The task:
Return every line below in which "visited" appears.

----------

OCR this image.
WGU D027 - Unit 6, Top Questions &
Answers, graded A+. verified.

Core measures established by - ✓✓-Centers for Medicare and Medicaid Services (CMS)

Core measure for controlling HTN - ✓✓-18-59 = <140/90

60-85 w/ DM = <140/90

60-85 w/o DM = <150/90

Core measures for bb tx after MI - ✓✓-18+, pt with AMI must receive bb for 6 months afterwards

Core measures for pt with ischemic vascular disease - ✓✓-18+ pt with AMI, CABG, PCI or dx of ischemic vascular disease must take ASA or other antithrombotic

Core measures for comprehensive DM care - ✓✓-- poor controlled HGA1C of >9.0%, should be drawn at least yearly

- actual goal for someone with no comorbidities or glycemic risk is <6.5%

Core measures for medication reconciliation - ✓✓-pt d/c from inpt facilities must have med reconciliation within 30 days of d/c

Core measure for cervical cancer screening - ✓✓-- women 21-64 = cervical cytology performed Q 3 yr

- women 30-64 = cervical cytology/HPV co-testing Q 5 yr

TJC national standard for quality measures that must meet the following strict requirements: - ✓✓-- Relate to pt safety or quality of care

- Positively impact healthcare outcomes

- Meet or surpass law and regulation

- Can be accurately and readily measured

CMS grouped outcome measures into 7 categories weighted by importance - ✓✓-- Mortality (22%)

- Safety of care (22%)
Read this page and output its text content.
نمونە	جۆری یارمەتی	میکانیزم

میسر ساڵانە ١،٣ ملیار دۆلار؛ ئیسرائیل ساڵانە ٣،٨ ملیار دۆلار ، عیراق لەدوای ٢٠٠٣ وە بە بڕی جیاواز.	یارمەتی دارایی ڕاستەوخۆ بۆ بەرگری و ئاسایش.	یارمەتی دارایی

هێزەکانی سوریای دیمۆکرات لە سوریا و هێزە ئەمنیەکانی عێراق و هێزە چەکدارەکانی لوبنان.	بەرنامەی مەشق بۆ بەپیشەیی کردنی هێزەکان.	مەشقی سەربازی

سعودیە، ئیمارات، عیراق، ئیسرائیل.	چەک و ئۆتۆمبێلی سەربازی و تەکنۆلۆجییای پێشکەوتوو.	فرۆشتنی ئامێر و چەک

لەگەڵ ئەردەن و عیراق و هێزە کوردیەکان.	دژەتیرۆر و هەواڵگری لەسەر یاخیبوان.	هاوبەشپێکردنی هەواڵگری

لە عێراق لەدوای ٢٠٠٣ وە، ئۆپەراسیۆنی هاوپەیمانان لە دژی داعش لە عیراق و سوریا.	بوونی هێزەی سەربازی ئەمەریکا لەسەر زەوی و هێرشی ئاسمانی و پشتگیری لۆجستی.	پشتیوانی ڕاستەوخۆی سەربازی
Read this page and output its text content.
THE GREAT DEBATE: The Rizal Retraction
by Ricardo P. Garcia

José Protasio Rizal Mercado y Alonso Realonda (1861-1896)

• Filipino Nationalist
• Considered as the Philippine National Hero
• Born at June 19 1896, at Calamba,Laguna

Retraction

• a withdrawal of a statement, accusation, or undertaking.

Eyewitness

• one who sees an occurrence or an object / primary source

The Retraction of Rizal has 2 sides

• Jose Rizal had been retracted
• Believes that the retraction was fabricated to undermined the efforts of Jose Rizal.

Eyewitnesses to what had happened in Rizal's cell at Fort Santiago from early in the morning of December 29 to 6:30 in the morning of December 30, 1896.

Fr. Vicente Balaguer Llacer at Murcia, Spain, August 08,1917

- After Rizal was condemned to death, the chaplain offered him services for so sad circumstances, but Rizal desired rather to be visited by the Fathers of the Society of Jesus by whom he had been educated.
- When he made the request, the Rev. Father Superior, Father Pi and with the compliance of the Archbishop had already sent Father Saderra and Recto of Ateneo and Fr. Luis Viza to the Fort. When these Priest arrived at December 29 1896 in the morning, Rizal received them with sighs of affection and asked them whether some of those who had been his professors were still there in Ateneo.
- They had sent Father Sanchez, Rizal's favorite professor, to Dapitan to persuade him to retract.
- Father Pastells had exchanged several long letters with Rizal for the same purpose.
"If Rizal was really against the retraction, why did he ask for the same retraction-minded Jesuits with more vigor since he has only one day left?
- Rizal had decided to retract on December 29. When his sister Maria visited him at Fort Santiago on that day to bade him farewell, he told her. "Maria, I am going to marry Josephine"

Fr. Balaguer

----------

Solved exercise:
- After Rizal was condemned to death, the chaplain offered him services for so sad circumstances, but Rizal desired rather to be visited by the Fathers of the Society of Jesus by whom he had been educated.
- Rizal had decided to retract on December 29. When his sister Maria visited him at Fort Santiago on that day to bade him farewell, he told her. "Maria, I am going to marry Josephine"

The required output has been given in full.